* Start GIVEN RECORDS *
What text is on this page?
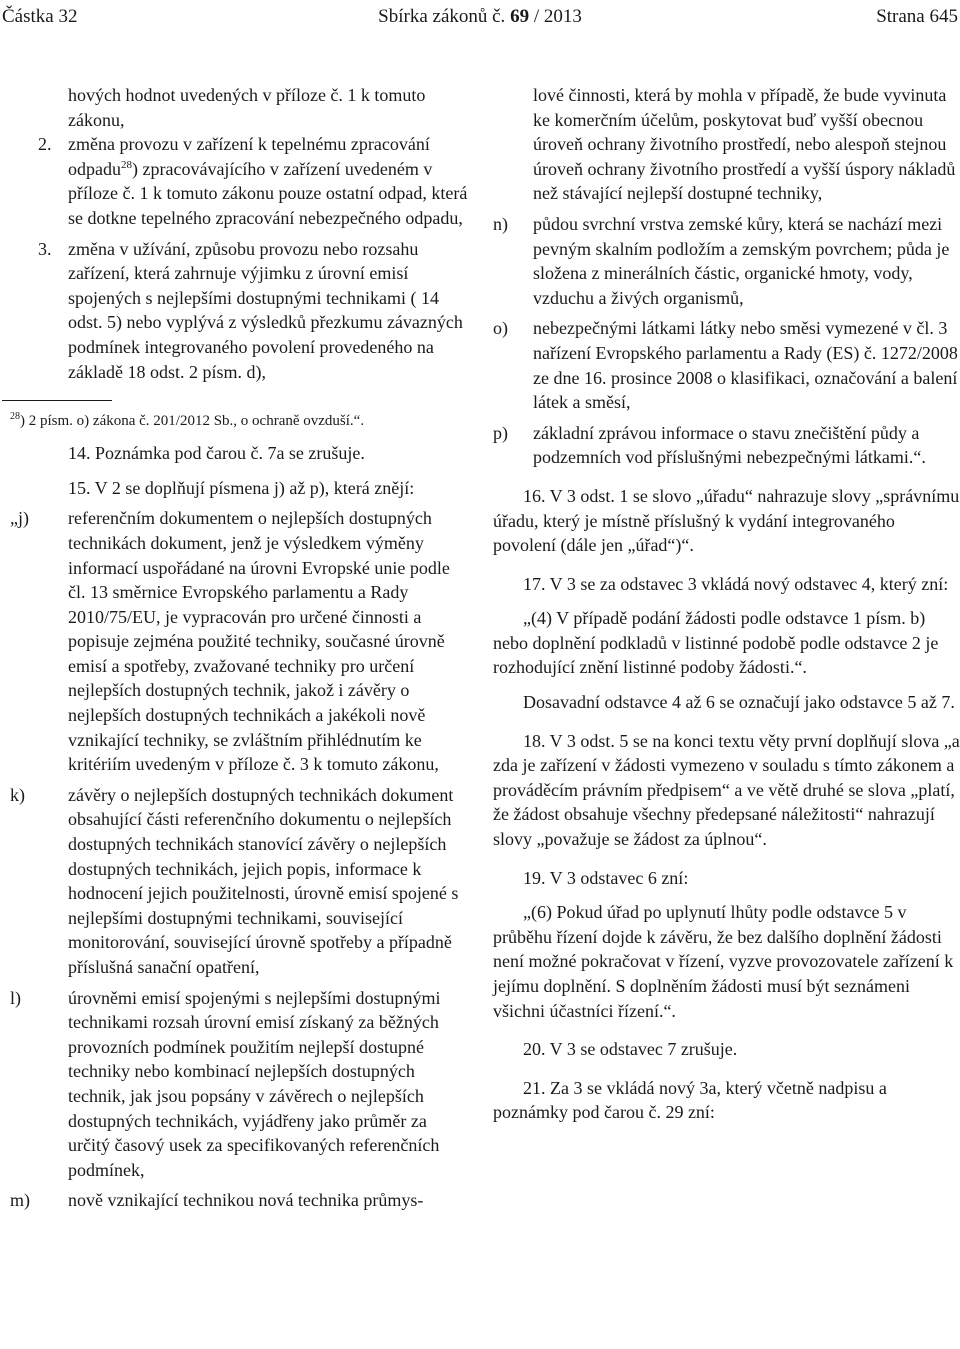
Částka 32	Sbírka zákonů č. 69 / 2013	Strana 645
hových hodnot uvedených v příloze č. 1 k tomuto zákonu,
2. změna provozu v zařízení k tepelnému zpracování odpadu$^{28}$) zpracovávajícího v zařízení uvedeném v příloze č. 1 k tomuto zákonu pouze ostatní odpad, která se dotkne tepelného zpracování nebezpečného odpadu,
3. změna v užívání, způsobu provozu nebo rozsahu zařízení, která zahrnuje výjimku z úrovní emisí spojených s nejlepšími dostupnými technikami ( 14 odst. 5) nebo vyplývá z výsledků přezkumu závazných podmínek integrovaného povolení provedeného na základě 18 odst. 2 písm. d),
$^{28}$) 2 písm. o) zákona č. 201/2012 Sb., o ochraně ovzduší.“.
14. Poznámka pod čarou č. 7a se zrušuje.
15. V 2 se doplňují písmena j) až p), která znějí:
„j)	referenčním dokumentem o nejlepších dostupných technikách dokument, jenž je výsledkem výměny informací uspořádané na úrovni Evropské unie podle čl. 13 směrnice Evropského parlamentu a Rady 2010/75/EU, je vypracován pro určené činnosti a popisuje zejména použité techniky, současné úrovně emisí a spotřeby, zvažované techniky pro určení nejlepších dostupných technik, jakož i závěry o nejlepších dostupných technikách a jakékoli nově vznikající techniky, se zvláštním přihlédnutím ke kritériím uvedeným v příloze č. 3 k tomuto zákonu,
k)	závěry o nejlepších dostupných technikách dokument obsahující části referenčního dokumentu o nejlepších dostupných technikách stanovící závěry o nejlepších dostupných technikách, jejich popis, informace k hodnocení jejich použitelnosti, úrovně emisí spojené s nejlepšími dostupnými technikami, související monitorování, související úrovně spotřeby a případně příslušná sanační opatření,
l)	úrovněmi emisí spojenými s nejlepšími dostupnými technikami rozsah úrovní emisí získaný za běžných provozních podmínek použitím nejlepší dostupné techniky nebo kombinací nejlepších dostupných technik, jak jsou popsány v závěrech o nejlepších dostupných technikách, vyjádřeny jako průměr za určitý časový usek za specifikovaných referenčních podmínek,
m)	nově vznikající technikou nová technika průmys-
lové činnosti, která by mohla v případě, že bude vyvinuta ke komerčním účelům, poskytovat buď vyšší obecnou úroveň ochrany životního prostředí, nebo alespoň stejnou úroveň ochrany životního prostředí a vyšší úspory nákladů než stávající nejlepší dostupné techniky,
n) půdou svrchní vrstva zemské kůry, která se nachází mezi pevným skalním podložím a zemským povrchem; půda je složena z minerálních částic, organické hmoty, vody, vzduchu a živých organismů,
o) nebezpečnými látkami látky nebo směsi vymezené v čl. 3 nařízení Evropského parlamentu a Rady (ES) č. 1272/2008 ze dne 16. prosince 2008 o klasifikaci, označování a balení látek a směsí,
p) základní zprávou informace o stavu znečištění půdy a podzemních vod příslušnými nebezpečnými látkami.“.
16. V 3 odst. 1 se slovo „úřadu“ nahrazuje slovy „správnímu úřadu, který je místně příslušný k vydání integrovaného povolení (dále jen „úřad“)“.
17. V 3 se za odstavec 3 vkládá nový odstavec 4, který zní:
„(4) V případě podání žádosti podle odstavce 1 písm. b) nebo doplnění podkladů v listinné podobě podle odstavce 2 je rozhodující znění listinné podoby žádosti.“.
Dosavadní odstavce 4 až 6 se označují jako odstavce 5 až 7.
18. V 3 odst. 5 se na konci textu věty první doplňují slova „a zda je zařízení v žádosti vymezeno v souladu s tímto zákonem a prováděcím právním předpisem“ a ve větě druhé se slova „platí, že žádost obsahuje všechny předepsané náležitosti“ nahrazují slovy „považuje se žádost za úplnou“.
19. V 3 odstavec 6 zní:
„(6) Pokud úřad po uplynutí lhůty podle odstavce 5 v průběhu řízení dojde k závěru, že bez dalšího doplnění žádosti není možné pokračovat v řízení, vyzve provozovatele zařízení k jejímu doplnění. S doplněním žádosti musí být seznámeni všichni účastníci řízení.“.
20. V 3 se odstavec 7 zrušuje.
21. Za 3 se vkládá nový 3a, který včetně nadpisu a poznámky pod čarou č. 29 zní:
* End GIVEN RECORDS *
[SHORT TASK] Copy out all the records exactly, excluding pictures.

[OUTPUT]
What text is on this page?
Částka 32	Sbírka zákonů č. 69 / 2013	Strana 645
hových hodnot uvedených v příloze č. 1 k tomuto zákonu,
2. změna provozu v zařízení k tepelnému zpracování odpadu$^{28}$) zpracovávajícího v zařízení uvedeném v příloze č. 1 k tomuto zákonu pouze ostatní odpad, která se dotkne tepelného zpracování nebezpečného odpadu,
3. změna v užívání, způsobu provozu nebo rozsahu zařízení, která zahrnuje výjimku z úrovní emisí spojených s nejlepšími dostupnými technikami ( 14 odst. 5) nebo vyplývá z výsledků přezkumu závazných podmínek integrovaného povolení provedeného na základě 18 odst. 2 písm. d),
$^{28}$) 2 písm. o) zákona č. 201/2012 Sb., o ochraně ovzduší.“.
14. Poznámka pod čarou č. 7a se zrušuje.
15. V 2 se doplňují písmena j) až p), která znějí:
„j)	referenčním dokumentem o nejlepších dostupných technikách dokument, jenž je výsledkem výměny informací uspořádané na úrovni Evropské unie podle čl. 13 směrnice Evropského parlamentu a Rady 2010/75/EU, je vypracován pro určené činnosti a popisuje zejména použité techniky, současné úrovně emisí a spotřeby, zvažované techniky pro určení nejlepších dostupných technik, jakož i závěry o nejlepších dostupných technikách a jakékoli nově vznikající techniky, se zvláštním přihlédnutím ke kritériím uvedeným v příloze č. 3 k tomuto zákonu,
k)	závěry o nejlepších dostupných technikách dokument obsahující části referenčního dokumentu o nejlepších dostupných technikách stanovící závěry o nejlepších dostupných technikách, jejich popis, informace k hodnocení jejich použitelnosti, úrovně emisí spojené s nejlepšími dostupnými technikami, související monitorování, související úrovně spotřeby a případně příslušná sanační opatření,
l)	úrovněmi emisí spojenými s nejlepšími dostupnými technikami rozsah úrovní emisí získaný za běžných provozních podmínek použitím nejlepší dostupné techniky nebo kombinací nejlepších dostupných technik, jak jsou popsány v závěrech o nejlepších dostupných technikách, vyjádřeny jako průměr za určitý časový usek za specifikovaných referenčních podmínek,
m)	nově vznikající technikou nová technika průmys-
lové činnosti, která by mohla v případě, že bude vyvinuta ke komerčním účelům, poskytovat buď vyšší obecnou úroveň ochrany životního prostředí, nebo alespoň stejnou úroveň ochrany životního prostředí a vyšší úspory nákladů než stávající nejlepší dostupné techniky,
n) půdou svrchní vrstva zemské kůry, která se nachází mezi pevným skalním podložím a zemským povrchem; půda je složena z minerálních částic, organické hmoty, vody, vzduchu a živých organismů,
o) nebezpečnými látkami látky nebo směsi vymezené v čl. 3 nařízení Evropského parlamentu a Rady (ES) č. 1272/2008 ze dne 16. prosince 2008 o klasifikaci, označování a balení látek a směsí,
p) základní zprávou informace o stavu znečištění půdy a podzemních vod příslušnými nebezpečnými látkami.“.
16. V 3 odst. 1 se slovo „úřadu“ nahrazuje slovy „správnímu úřadu, který je místně příslušný k vydání integrovaného povolení (dále jen „úřad“)“.
17. V 3 se za odstavec 3 vkládá nový odstavec 4, který zní:
„(4) V případě podání žádosti podle odstavce 1 písm. b) nebo doplnění podkladů v listinné podobě podle odstavce 2 je rozhodující znění listinné podoby žádosti.“.
Dosavadní odstavce 4 až 6 se označují jako odstavce 5 až 7.
18. V 3 odst. 5 se na konci textu věty první doplňují slova „a zda je zařízení v žádosti vymezeno v souladu s tímto zákonem a prováděcím právním předpisem“ a ve větě druhé se slova „platí, že žádost obsahuje všechny předepsané náležitosti“ nahrazují slovy „považuje se žádost za úplnou“.
19. V 3 odstavec 6 zní:
„(6) Pokud úřad po uplynutí lhůty podle odstavce 5 v průběhu řízení dojde k závěru, že bez dalšího doplnění žádosti není možné pokračovat v řízení, vyzve provozovatele zařízení k jejímu doplnění. S doplněním žádosti musí být seznámeni všichni účastníci řízení.“.
20. V 3 se odstavec 7 zrušuje.
21. Za 3 se vkládá nový 3a, který včetně nadpisu a poznámky pod čarou č. 29 zní:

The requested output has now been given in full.